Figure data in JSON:
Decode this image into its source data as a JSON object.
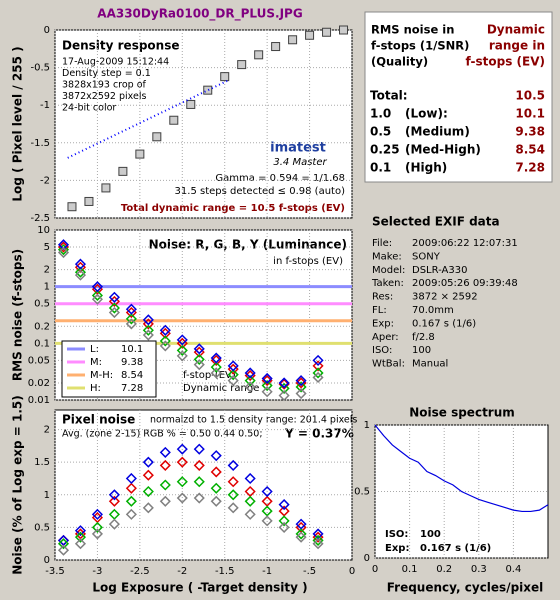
{
  "title": "AA330DyRa0100_DR_PLUS.JPG",
  "chart_data": [
    {
      "type": "scatter",
      "title": "Density response",
      "y_label": "Log ( Pixel level / 255 )",
      "notes": [
        "17-Aug-2009 15:12:44",
        "Density step = 0.1",
        "3828x193 crop of",
        "3872x2592 pixels",
        "24-bit color"
      ],
      "logo": "imatest",
      "version": "3.4  Master",
      "gamma": "Gamma = 0.594 = 1/1.68",
      "steps": "31.5 steps detected ≤ 0.98 (auto)",
      "dynamic_range": "Total dynamic range = 10.5 f-stops (EV)",
      "xlim": [
        -3.5,
        0
      ],
      "ylim": [
        -2.5,
        0
      ],
      "yticks": [
        0,
        -0.5,
        -1,
        -1.5,
        -2,
        -2.5
      ],
      "grid": true,
      "series": [
        {
          "style": "squares",
          "color": "#404040",
          "x": [
            -3.3,
            -3.1,
            -2.9,
            -2.7,
            -2.5,
            -2.3,
            -2.1,
            -1.9,
            -1.7,
            -1.5,
            -1.3,
            -1.1,
            -0.9,
            -0.7,
            -0.5,
            -0.3,
            -0.1
          ],
          "values": [
            -2.35,
            -2.28,
            -2.1,
            -1.88,
            -1.65,
            -1.42,
            -1.2,
            -0.99,
            -0.8,
            -0.62,
            -0.46,
            -0.33,
            -0.22,
            -0.13,
            -0.07,
            -0.03,
            0
          ]
        },
        {
          "style": "dotted",
          "color": "#0000ff",
          "x": [
            -3.35,
            -1.44
          ],
          "values": [
            -1.7,
            -0.66
          ]
        }
      ]
    },
    {
      "type": "scatter",
      "title": "Noise: R, G, B, Y (Luminance)",
      "subtitle": "in f-stops (EV)",
      "y_label": "RMS noise (f-stops)",
      "notes": [
        "f-stop-(EV)",
        "Dynamic range"
      ],
      "xlim": [
        -3.5,
        0
      ],
      "ylim": [
        0.01,
        10
      ],
      "log_y": true,
      "yticks": [
        10,
        5,
        2,
        1,
        0.5,
        0.2,
        0.1,
        0.05,
        0.02,
        0.01
      ],
      "grid": true,
      "thresholds": [
        {
          "label": "L:",
          "level": 1,
          "range": 10.1,
          "color": "#8c8cff"
        },
        {
          "label": "M:",
          "level": 0.5,
          "range": 9.38,
          "color": "#ff8cff"
        },
        {
          "label": "M-H:",
          "level": 0.25,
          "range": 8.54,
          "color": "#ffb070"
        },
        {
          "label": "H:",
          "level": 0.1,
          "range": 7.28,
          "color": "#e0e070"
        }
      ],
      "x": [
        -3.4,
        -3.2,
        -3.0,
        -2.8,
        -2.6,
        -2.4,
        -2.2,
        -2.0,
        -1.8,
        -1.6,
        -1.4,
        -1.2,
        -1.0,
        -0.8,
        -0.6,
        -0.4
      ],
      "series": [
        {
          "color": "#e00000",
          "values": [
            5,
            2.2,
            0.9,
            0.55,
            0.35,
            0.22,
            0.15,
            0.1,
            0.07,
            0.05,
            0.035,
            0.027,
            0.022,
            0.019,
            0.02,
            0.04
          ]
        },
        {
          "color": "#00b000",
          "values": [
            4.5,
            1.8,
            0.7,
            0.42,
            0.27,
            0.17,
            0.11,
            0.075,
            0.052,
            0.038,
            0.028,
            0.022,
            0.018,
            0.016,
            0.017,
            0.03
          ]
        },
        {
          "color": "#0000e0",
          "values": [
            5.5,
            2.5,
            1,
            0.65,
            0.4,
            0.26,
            0.17,
            0.115,
            0.08,
            0.055,
            0.04,
            0.03,
            0.024,
            0.02,
            0.022,
            0.05
          ]
        },
        {
          "color": "#808080",
          "values": [
            4,
            1.6,
            0.6,
            0.35,
            0.22,
            0.14,
            0.09,
            0.06,
            0.042,
            0.03,
            0.022,
            0.017,
            0.014,
            0.012,
            0.013,
            0.025
          ]
        }
      ]
    },
    {
      "type": "scatter",
      "title": "Pixel noise",
      "subtitle": "normalzd to 1.5 density range: 201.4 pixels",
      "average": "Avg. (zone 2-15) RGB % = 0.50  0.44  0.50;",
      "y_average": "Y = 0.37%",
      "x_label": "Log Exposure ( -Target density )",
      "y_label": "Noise (% of Log exp = 1.5)",
      "xlim": [
        -3.5,
        0
      ],
      "ylim": [
        0,
        2.3
      ],
      "yticks": [
        0,
        0.5,
        1,
        1.5,
        2
      ],
      "grid": true,
      "xticks": [
        -3.5,
        -3,
        -2.5,
        -2,
        -1.5,
        -1,
        {
          "value": -0.5,
          "label": "-.5"
        },
        0
      ],
      "x": [
        -3.4,
        -3.2,
        -3.0,
        -2.8,
        -2.6,
        -2.4,
        -2.2,
        -2.0,
        -1.8,
        -1.6,
        -1.4,
        -1.2,
        -1.0,
        -0.8,
        -0.6,
        -0.4
      ],
      "series": [
        {
          "color": "#e00000",
          "values": [
            0.3,
            0.4,
            0.65,
            0.9,
            1.1,
            1.3,
            1.45,
            1.5,
            1.45,
            1.35,
            1.2,
            1.05,
            0.9,
            0.75,
            0.5,
            0.35
          ]
        },
        {
          "color": "#0000e0",
          "values": [
            0.3,
            0.45,
            0.7,
            1.0,
            1.25,
            1.5,
            1.65,
            1.7,
            1.7,
            1.6,
            1.45,
            1.25,
            1.05,
            0.85,
            0.55,
            0.4
          ]
        },
        {
          "color": "#00b000",
          "values": [
            0.25,
            0.35,
            0.5,
            0.7,
            0.9,
            1.05,
            1.15,
            1.2,
            1.2,
            1.1,
            1.0,
            0.9,
            0.75,
            0.6,
            0.4,
            0.3
          ]
        },
        {
          "color": "#808080",
          "values": [
            0.15,
            0.25,
            0.4,
            0.55,
            0.7,
            0.8,
            0.9,
            0.95,
            0.95,
            0.9,
            0.8,
            0.7,
            0.6,
            0.5,
            0.35,
            0.25
          ]
        }
      ]
    },
    {
      "type": "line",
      "title": "Noise spectrum",
      "x_label": "Frequency, cycles/pixel",
      "color": "#0000e0",
      "iso": {
        "label": "ISO:",
        "value": "100"
      },
      "exposure": {
        "label": "Exp:",
        "value": "0.167 s  (1/6)"
      },
      "xlim": [
        0,
        0.5
      ],
      "ylim": [
        0,
        1
      ],
      "xticks": [
        0,
        0.1,
        0.2,
        0.3,
        0.4
      ],
      "yticks": [
        0,
        0.5,
        1
      ],
      "grid": true,
      "x": [
        0,
        0.025,
        0.05,
        0.075,
        0.1,
        0.125,
        0.15,
        0.175,
        0.2,
        0.225,
        0.25,
        0.275,
        0.3,
        0.325,
        0.35,
        0.375,
        0.4,
        0.425,
        0.45,
        0.475,
        0.5
      ],
      "values": [
        1,
        0.92,
        0.85,
        0.8,
        0.75,
        0.72,
        0.65,
        0.62,
        0.58,
        0.55,
        0.5,
        0.47,
        0.44,
        0.42,
        0.4,
        0.38,
        0.36,
        0.35,
        0.35,
        0.36,
        0.4
      ]
    }
  ],
  "summary": {
    "left_header": [
      "RMS noise in",
      "f-stops (1/SNR)",
      "(Quality)"
    ],
    "right_header": [
      "Dynamic",
      "range in",
      "f-stops (EV)"
    ],
    "rows": [
      {
        "label": "Total:",
        "value": 10.5
      },
      {
        "label": "1.0",
        "desc": "(Low):",
        "value": 10.1
      },
      {
        "label": "0.5",
        "desc": "(Medium)",
        "value": 9.38
      },
      {
        "label": "0.25",
        "desc": "(Med-High)",
        "value": 8.54
      },
      {
        "label": "0.1",
        "desc": "(High)",
        "value": 7.28
      }
    ]
  },
  "exif": {
    "title": "Selected EXIF data",
    "rows": [
      {
        "key": "File:",
        "value": "2009:06:22 12:07:31"
      },
      {
        "key": "Make:",
        "value": "SONY"
      },
      {
        "key": "Model:",
        "value": "DSLR-A330"
      },
      {
        "key": "Taken:",
        "value": "2009:05:26 09:39:48"
      },
      {
        "key": "Res:",
        "value": "3872 × 2592"
      },
      {
        "key": "FL:",
        "value": "70.0mm"
      },
      {
        "key": "Exp:",
        "value": "0.167 s  (1/6)"
      },
      {
        "key": "Aper:",
        "value": "f/2.8"
      },
      {
        "key": "ISO:",
        "value": "100"
      },
      {
        "key": "WtBal:",
        "value": "Manual"
      }
    ]
  }
}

● STATED PROBLEM: Where a line in the material contains "subtitle", copy that line.

● RESULT OF THIS TASK:
      "subtitle": "in f-stops (EV)",
      "subtitle": "normalzd to 1.5 density range: 201.4 pixels",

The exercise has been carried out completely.